*Records about charts and figures*
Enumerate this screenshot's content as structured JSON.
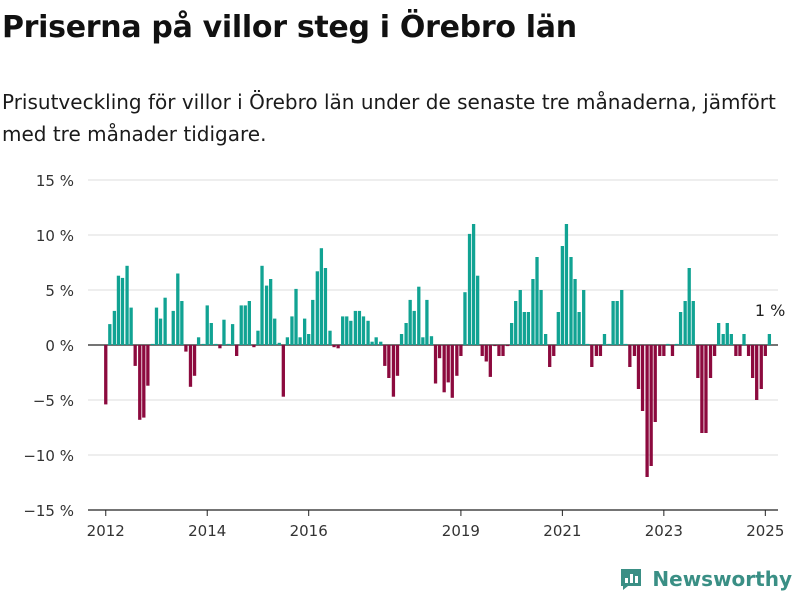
{
  "page": {
    "title": "Priserna på villor steg i Örebro län",
    "subtitle": "Prisutveckling för villor i Örebro län under de senaste tre månaderna, jämfört med tre månader tidigare."
  },
  "brand": {
    "name": "Newsworthy",
    "icon": "newsworthy-logo-icon"
  },
  "colors": {
    "positive": "#11a393",
    "negative": "#8c0a3e",
    "grid": "#dddddd",
    "axis": "#222222"
  },
  "chart_data": {
    "type": "bar",
    "ylim": [
      -15,
      15
    ],
    "yticks": [
      15,
      10,
      5,
      0,
      -5,
      -10,
      -15
    ],
    "ytick_labels": [
      "15 %",
      "10 %",
      "5 %",
      "0 %",
      "−5 %",
      "−10 %",
      "−15 %"
    ],
    "xticks": [
      2012,
      2014,
      2016,
      2019,
      2021,
      2023,
      2025
    ],
    "xtick_labels": [
      "2012",
      "2014",
      "2016",
      "2019",
      "2021",
      "2023",
      "2025"
    ],
    "annotation": "1 %",
    "x": [
      2012.0,
      2012.08,
      2012.17,
      2012.25,
      2012.33,
      2012.42,
      2012.5,
      2012.58,
      2012.67,
      2012.75,
      2012.83,
      2012.92,
      2013.0,
      2013.08,
      2013.17,
      2013.25,
      2013.33,
      2013.42,
      2013.5,
      2013.58,
      2013.67,
      2013.75,
      2013.83,
      2013.92,
      2014.0,
      2014.08,
      2014.17,
      2014.25,
      2014.33,
      2014.42,
      2014.5,
      2014.58,
      2014.67,
      2014.75,
      2014.83,
      2014.92,
      2015.0,
      2015.08,
      2015.17,
      2015.25,
      2015.33,
      2015.42,
      2015.5,
      2015.58,
      2015.67,
      2015.75,
      2015.83,
      2015.92,
      2016.0,
      2016.08,
      2016.17,
      2016.25,
      2016.33,
      2016.42,
      2016.5,
      2016.58,
      2016.67,
      2016.75,
      2016.83,
      2016.92,
      2017.0,
      2017.08,
      2017.17,
      2017.25,
      2017.33,
      2017.42,
      2017.5,
      2017.58,
      2017.67,
      2017.75,
      2017.83,
      2017.92,
      2018.0,
      2018.08,
      2018.17,
      2018.25,
      2018.33,
      2018.42,
      2018.5,
      2018.58,
      2018.67,
      2018.75,
      2018.83,
      2018.92,
      2019.0,
      2019.08,
      2019.17,
      2019.25,
      2019.33,
      2019.42,
      2019.5,
      2019.58,
      2019.67,
      2019.75,
      2019.83,
      2019.92,
      2020.0,
      2020.08,
      2020.17,
      2020.25,
      2020.33,
      2020.42,
      2020.5,
      2020.58,
      2020.67,
      2020.75,
      2020.83,
      2020.92,
      2021.0,
      2021.08,
      2021.17,
      2021.25,
      2021.33,
      2021.42,
      2021.5,
      2021.58,
      2021.67,
      2021.75,
      2021.83,
      2021.92,
      2022.0,
      2022.08,
      2022.17,
      2022.25,
      2022.33,
      2022.42,
      2022.5,
      2022.58,
      2022.67,
      2022.75,
      2022.83,
      2022.92,
      2023.0,
      2023.08,
      2023.17,
      2023.25,
      2023.33,
      2023.42,
      2023.5,
      2023.58,
      2023.67,
      2023.75,
      2023.83,
      2023.92,
      2024.0,
      2024.08,
      2024.17,
      2024.25,
      2024.33,
      2024.42,
      2024.5,
      2024.58,
      2024.67,
      2024.75,
      2024.83,
      2024.92,
      2025.0,
      2025.08
    ],
    "values": [
      -5.4,
      1.9,
      3.1,
      6.3,
      6.1,
      7.2,
      3.4,
      -1.9,
      -6.8,
      -6.6,
      -3.7,
      0.1,
      3.4,
      2.4,
      4.3,
      0.1,
      3.1,
      6.5,
      4.0,
      -0.6,
      -3.8,
      -2.8,
      0.7,
      0.1,
      3.6,
      2.0,
      0.1,
      -0.3,
      2.3,
      0.1,
      1.9,
      -1.0,
      3.6,
      3.6,
      4.0,
      -0.2,
      1.3,
      7.2,
      5.4,
      6.0,
      2.4,
      0.2,
      -4.7,
      0.7,
      2.6,
      5.1,
      0.7,
      2.4,
      1.0,
      4.1,
      6.7,
      8.8,
      7.0,
      1.3,
      -0.2,
      -0.3,
      2.6,
      2.6,
      2.2,
      3.1,
      3.1,
      2.6,
      2.2,
      0.3,
      0.7,
      0.3,
      -1.9,
      -3.0,
      -4.7,
      -2.8,
      1.0,
      2.0,
      4.1,
      3.1,
      5.3,
      0.7,
      4.1,
      0.8,
      -3.5,
      -1.2,
      -4.3,
      -3.4,
      -4.8,
      -2.8,
      -1.0,
      4.8,
      10.1,
      11.0,
      6.3,
      -1.0,
      -1.5,
      -2.9,
      -0.1,
      -1.0,
      -1.0,
      -0.1,
      2.0,
      4.0,
      5.0,
      3.0,
      3.0,
      6.0,
      8.0,
      5.0,
      1.0,
      -2.0,
      -1.0,
      3.0,
      9.0,
      11.0,
      8.0,
      6.0,
      3.0,
      5.0,
      0.1,
      -2.0,
      -1.0,
      -1.0,
      1.0,
      0.1,
      4.0,
      4.0,
      5.0,
      0.1,
      -2.0,
      -1.0,
      -4.0,
      -6.0,
      -12.0,
      -11.0,
      -7.0,
      -1.0,
      -1.0,
      0.1,
      -1.0,
      0.1,
      3.0,
      4.0,
      7.0,
      4.0,
      -3.0,
      -8.0,
      -8.0,
      -3.0,
      -1.0,
      2.0,
      1.0,
      2.0,
      1.0,
      -1.0,
      -1.0,
      1.0,
      -1.0,
      -3.0,
      -5.0,
      -4.0,
      -1.0,
      1.0
    ]
  }
}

*GIVEN REQUEST*
Each line in the entries above that includes the string "Örebro" should be extracted.

*RESPONSE BELOW*
    "title": "Priserna på villor steg i Örebro län",
    "subtitle": "Prisutveckling för villor i Örebro län under de senaste tre månaderna, jämfört med tre månader tidigare."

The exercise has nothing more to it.